◆ The records:
--- begin ---

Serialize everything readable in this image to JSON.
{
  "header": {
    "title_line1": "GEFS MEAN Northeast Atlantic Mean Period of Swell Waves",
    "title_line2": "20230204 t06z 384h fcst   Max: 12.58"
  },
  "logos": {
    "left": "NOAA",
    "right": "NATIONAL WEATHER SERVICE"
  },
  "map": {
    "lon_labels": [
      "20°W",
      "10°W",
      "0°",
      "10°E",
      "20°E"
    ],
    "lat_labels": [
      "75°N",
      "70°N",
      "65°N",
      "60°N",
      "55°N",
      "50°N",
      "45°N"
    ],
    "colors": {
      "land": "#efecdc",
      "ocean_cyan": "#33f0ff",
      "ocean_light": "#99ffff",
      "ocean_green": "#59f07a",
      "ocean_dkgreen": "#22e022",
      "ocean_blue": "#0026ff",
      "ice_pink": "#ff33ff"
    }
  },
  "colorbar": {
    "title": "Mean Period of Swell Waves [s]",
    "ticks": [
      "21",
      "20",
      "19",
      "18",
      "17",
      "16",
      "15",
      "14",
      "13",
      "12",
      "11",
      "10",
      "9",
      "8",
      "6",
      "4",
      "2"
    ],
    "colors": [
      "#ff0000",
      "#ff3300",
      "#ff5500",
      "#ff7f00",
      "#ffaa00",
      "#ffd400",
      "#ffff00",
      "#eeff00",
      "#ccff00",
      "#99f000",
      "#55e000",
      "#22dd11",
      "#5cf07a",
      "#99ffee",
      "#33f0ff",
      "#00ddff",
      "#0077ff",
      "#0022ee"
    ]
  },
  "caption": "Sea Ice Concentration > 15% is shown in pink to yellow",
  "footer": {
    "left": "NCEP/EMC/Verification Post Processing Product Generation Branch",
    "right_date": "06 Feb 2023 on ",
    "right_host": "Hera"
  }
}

--- end ---

◆ Problem description: Your task is to transcribe the listing above in full, exactly as given.

◆ Exercise result:
Serialize everything readable in this image to JSON.
{
  "header": {
    "title_line1": "GEFS MEAN Northeast Atlantic Mean Period of Swell Waves",
    "title_line2": "20230204 t06z 384h fcst   Max: 12.58"
  },
  "logos": {
    "left": "NOAA",
    "right": "NATIONAL WEATHER SERVICE"
  },
  "map": {
    "lon_labels": [
      "20°W",
      "10°W",
      "0°",
      "10°E",
      "20°E"
    ],
    "lat_labels": [
      "75°N",
      "70°N",
      "65°N",
      "60°N",
      "55°N",
      "50°N",
      "45°N"
    ],
    "colors": {
      "land": "#efecdc",
      "ocean_cyan": "#33f0ff",
      "ocean_light": "#99ffff",
      "ocean_green": "#59f07a",
      "ocean_dkgreen": "#22e022",
      "ocean_blue": "#0026ff",
      "ice_pink": "#ff33ff"
    }
  },
  "colorbar": {
    "title": "Mean Period of Swell Waves [s]",
    "ticks": [
      "21",
      "20",
      "19",
      "18",
      "17",
      "16",
      "15",
      "14",
      "13",
      "12",
      "11",
      "10",
      "9",
      "8",
      "6",
      "4",
      "2"
    ],
    "colors": [
      "#ff0000",
      "#ff3300",
      "#ff5500",
      "#ff7f00",
      "#ffaa00",
      "#ffd400",
      "#ffff00",
      "#eeff00",
      "#ccff00",
      "#99f000",
      "#55e000",
      "#22dd11",
      "#5cf07a",
      "#99ffee",
      "#33f0ff",
      "#00ddff",
      "#0077ff",
      "#0022ee"
    ]
  },
  "caption": "Sea Ice Concentration > 15% is shown in pink to yellow",
  "footer": {
    "left": "NCEP/EMC/Verification Post Processing Product Generation Branch",
    "right_date": "06 Feb 2023 on ",
    "right_host": "Hera"
  }
}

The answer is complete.